• _Set exercise_:
Work out the number of lines containing "accountant". Answer with nothing but that number.
------ Excerpted records
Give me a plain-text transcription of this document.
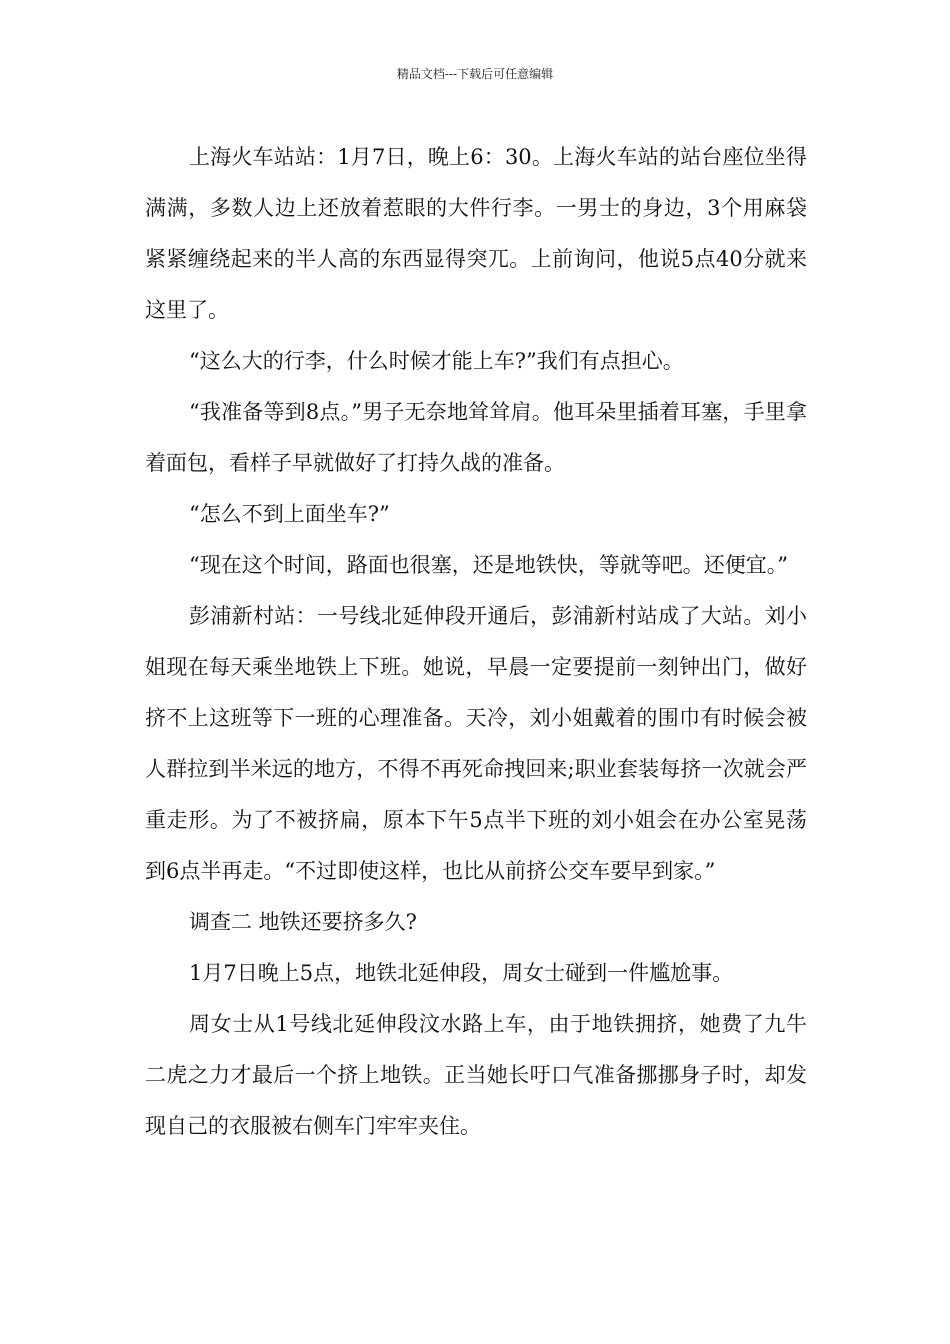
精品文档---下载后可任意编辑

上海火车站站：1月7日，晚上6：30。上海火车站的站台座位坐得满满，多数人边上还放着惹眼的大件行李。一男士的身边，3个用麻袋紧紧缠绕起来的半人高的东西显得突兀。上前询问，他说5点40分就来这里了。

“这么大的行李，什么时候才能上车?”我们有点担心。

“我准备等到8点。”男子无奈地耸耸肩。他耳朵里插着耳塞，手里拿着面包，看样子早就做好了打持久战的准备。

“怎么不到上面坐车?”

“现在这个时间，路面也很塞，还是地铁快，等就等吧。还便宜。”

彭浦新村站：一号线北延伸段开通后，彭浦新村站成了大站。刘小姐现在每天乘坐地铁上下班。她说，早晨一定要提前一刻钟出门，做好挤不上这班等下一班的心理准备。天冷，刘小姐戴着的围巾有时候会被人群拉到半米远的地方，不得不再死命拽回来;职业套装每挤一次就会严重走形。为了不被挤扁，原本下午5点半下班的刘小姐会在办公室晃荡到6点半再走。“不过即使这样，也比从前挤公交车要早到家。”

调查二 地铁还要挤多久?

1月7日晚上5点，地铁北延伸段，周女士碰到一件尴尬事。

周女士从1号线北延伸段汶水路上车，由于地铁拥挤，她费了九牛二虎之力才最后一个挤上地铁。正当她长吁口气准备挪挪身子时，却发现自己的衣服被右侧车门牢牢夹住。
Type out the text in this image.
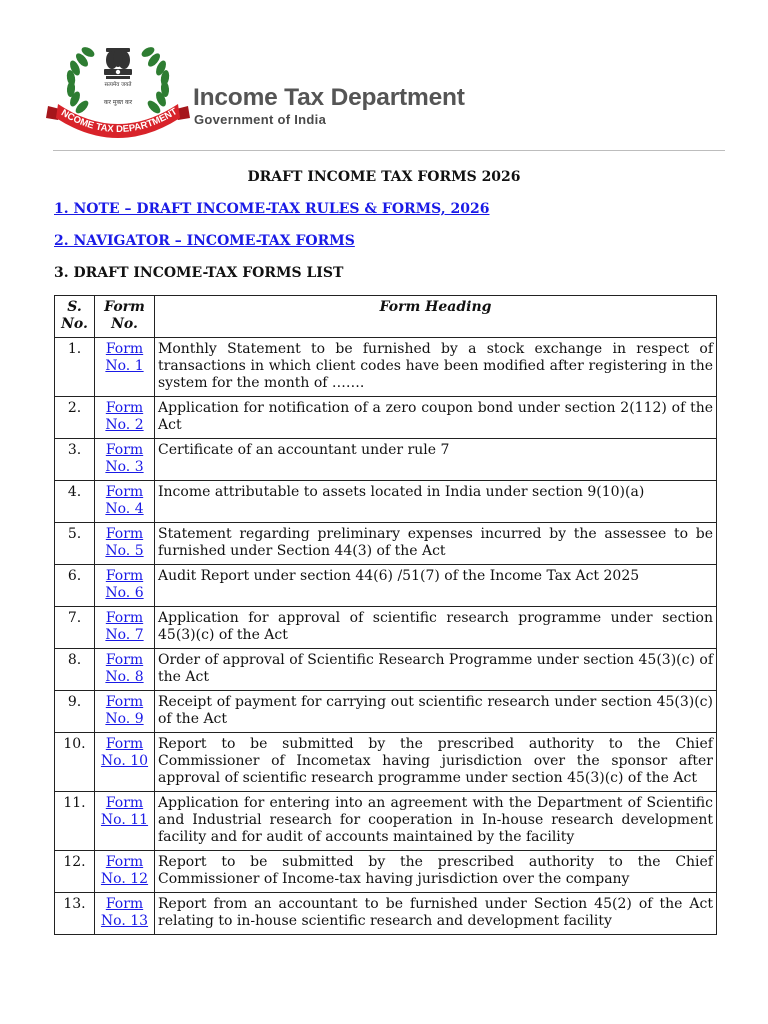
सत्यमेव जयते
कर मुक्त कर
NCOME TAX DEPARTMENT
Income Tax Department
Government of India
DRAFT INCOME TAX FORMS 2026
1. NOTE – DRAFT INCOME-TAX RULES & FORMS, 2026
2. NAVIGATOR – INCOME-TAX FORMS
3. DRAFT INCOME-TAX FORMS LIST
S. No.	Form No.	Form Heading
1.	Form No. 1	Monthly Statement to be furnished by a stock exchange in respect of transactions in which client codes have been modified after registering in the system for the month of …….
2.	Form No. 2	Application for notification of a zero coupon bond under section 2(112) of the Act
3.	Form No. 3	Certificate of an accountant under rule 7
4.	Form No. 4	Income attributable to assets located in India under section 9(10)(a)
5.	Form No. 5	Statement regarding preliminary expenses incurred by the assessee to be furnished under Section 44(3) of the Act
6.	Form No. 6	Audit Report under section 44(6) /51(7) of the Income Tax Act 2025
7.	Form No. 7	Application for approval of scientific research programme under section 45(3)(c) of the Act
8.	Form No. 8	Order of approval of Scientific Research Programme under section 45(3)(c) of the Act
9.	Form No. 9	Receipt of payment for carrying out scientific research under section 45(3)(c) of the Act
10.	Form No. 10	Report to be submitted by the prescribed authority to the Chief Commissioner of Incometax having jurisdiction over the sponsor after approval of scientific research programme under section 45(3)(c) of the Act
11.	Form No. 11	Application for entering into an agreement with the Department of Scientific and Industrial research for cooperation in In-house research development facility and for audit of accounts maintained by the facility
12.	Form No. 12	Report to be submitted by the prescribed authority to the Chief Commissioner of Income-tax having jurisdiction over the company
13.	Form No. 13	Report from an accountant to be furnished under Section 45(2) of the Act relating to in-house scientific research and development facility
------------
• _Full output_:
2